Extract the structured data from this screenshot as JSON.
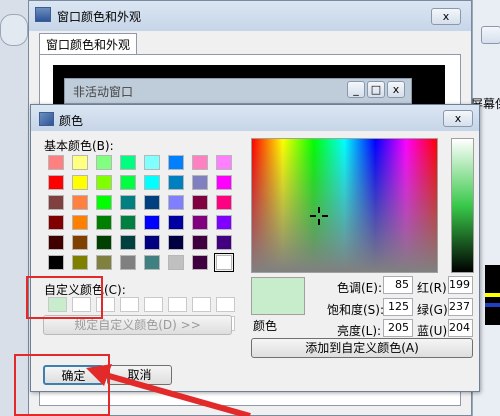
{
  "background_window": {
    "title": "窗口颜色和外观",
    "tab": "窗口颜色和外观",
    "close_label": "x",
    "right_edge_text": "屏幕保"
  },
  "inactive_preview": {
    "title": "非活动窗口",
    "min_label": "_",
    "max_label": "□",
    "close_label": "x"
  },
  "color_dialog": {
    "title": "颜色",
    "close_label": "x",
    "basic_colors_label": "基本颜色(B):",
    "basic_colors": [
      "#ff8080",
      "#ffff80",
      "#80ff80",
      "#00ff80",
      "#80ffff",
      "#0080ff",
      "#ff80c0",
      "#ff80ff",
      "#ff0000",
      "#ffff00",
      "#80ff00",
      "#00ff40",
      "#00ffff",
      "#0080c0",
      "#8080c0",
      "#ff00ff",
      "#804040",
      "#ff8040",
      "#00ff00",
      "#008080",
      "#004080",
      "#8080ff",
      "#800040",
      "#ff0080",
      "#800000",
      "#ff8000",
      "#008000",
      "#008040",
      "#0000ff",
      "#0000a0",
      "#800080",
      "#8000ff",
      "#400000",
      "#804000",
      "#004000",
      "#004040",
      "#000080",
      "#000040",
      "#400040",
      "#400080",
      "#000000",
      "#808000",
      "#808040",
      "#808080",
      "#408080",
      "#c0c0c0",
      "#400040",
      "#ffffff"
    ],
    "selected_basic_index": 47,
    "custom_colors_label": "自定义颜色(C):",
    "custom_colors": [
      "#c7edcc",
      "#ffffff",
      "#ffffff",
      "#ffffff",
      "#ffffff",
      "#ffffff",
      "#ffffff",
      "#ffffff",
      "#ffffff",
      "#ffffff",
      "#ffffff",
      "#ffffff",
      "#ffffff",
      "#ffffff",
      "#ffffff",
      "#ffffff"
    ],
    "define_custom_button": "规定自定义颜色(D) >>",
    "ok_button": "确定",
    "cancel_button": "取消",
    "add_custom_button": "添加到自定义颜色(A)",
    "preview_label": "颜色",
    "current_color": "#c7edcc",
    "fields": {
      "hue_label": "色调(E):",
      "hue": "85",
      "sat_label": "饱和度(S):",
      "sat": "125",
      "lum_label": "亮度(L):",
      "lum": "205",
      "red_label": "红(R):",
      "red": "199",
      "green_label": "绿(G):",
      "green": "237",
      "blue_label": "蓝(U):",
      "blue": "204"
    }
  },
  "colors": {
    "annotation_red": "#e22a2a",
    "dialog_face": "#f0f0f0",
    "title_gradient_top": "#dbe6f3"
  }
}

---------------

> **The exercise**:
Exactly reproduce each record, leaving out any pictures.

> **Exercise response**:
Extract the structured data from this screenshot as JSON.
{
  "background_window": {
    "title": "窗口颜色和外观",
    "tab": "窗口颜色和外观",
    "close_label": "x",
    "right_edge_text": "屏幕保"
  },
  "inactive_preview": {
    "title": "非活动窗口",
    "min_label": "_",
    "max_label": "□",
    "close_label": "x"
  },
  "color_dialog": {
    "title": "颜色",
    "close_label": "x",
    "basic_colors_label": "基本颜色(B):",
    "basic_colors": [
      "#ff8080",
      "#ffff80",
      "#80ff80",
      "#00ff80",
      "#80ffff",
      "#0080ff",
      "#ff80c0",
      "#ff80ff",
      "#ff0000",
      "#ffff00",
      "#80ff00",
      "#00ff40",
      "#00ffff",
      "#0080c0",
      "#8080c0",
      "#ff00ff",
      "#804040",
      "#ff8040",
      "#00ff00",
      "#008080",
      "#004080",
      "#8080ff",
      "#800040",
      "#ff0080",
      "#800000",
      "#ff8000",
      "#008000",
      "#008040",
      "#0000ff",
      "#0000a0",
      "#800080",
      "#8000ff",
      "#400000",
      "#804000",
      "#004000",
      "#004040",
      "#000080",
      "#000040",
      "#400040",
      "#400080",
      "#000000",
      "#808000",
      "#808040",
      "#808080",
      "#408080",
      "#c0c0c0",
      "#400040",
      "#ffffff"
    ],
    "selected_basic_index": 47,
    "custom_colors_label": "自定义颜色(C):",
    "custom_colors": [
      "#c7edcc",
      "#ffffff",
      "#ffffff",
      "#ffffff",
      "#ffffff",
      "#ffffff",
      "#ffffff",
      "#ffffff",
      "#ffffff",
      "#ffffff",
      "#ffffff",
      "#ffffff",
      "#ffffff",
      "#ffffff",
      "#ffffff",
      "#ffffff"
    ],
    "define_custom_button": "规定自定义颜色(D) >>",
    "ok_button": "确定",
    "cancel_button": "取消",
    "add_custom_button": "添加到自定义颜色(A)",
    "preview_label": "颜色",
    "current_color": "#c7edcc",
    "fields": {
      "hue_label": "色调(E):",
      "hue": "85",
      "sat_label": "饱和度(S):",
      "sat": "125",
      "lum_label": "亮度(L):",
      "lum": "205",
      "red_label": "红(R):",
      "red": "199",
      "green_label": "绿(G):",
      "green": "237",
      "blue_label": "蓝(U):",
      "blue": "204"
    }
  },
  "colors": {
    "annotation_red": "#e22a2a",
    "dialog_face": "#f0f0f0",
    "title_gradient_top": "#dbe6f3"
  }
}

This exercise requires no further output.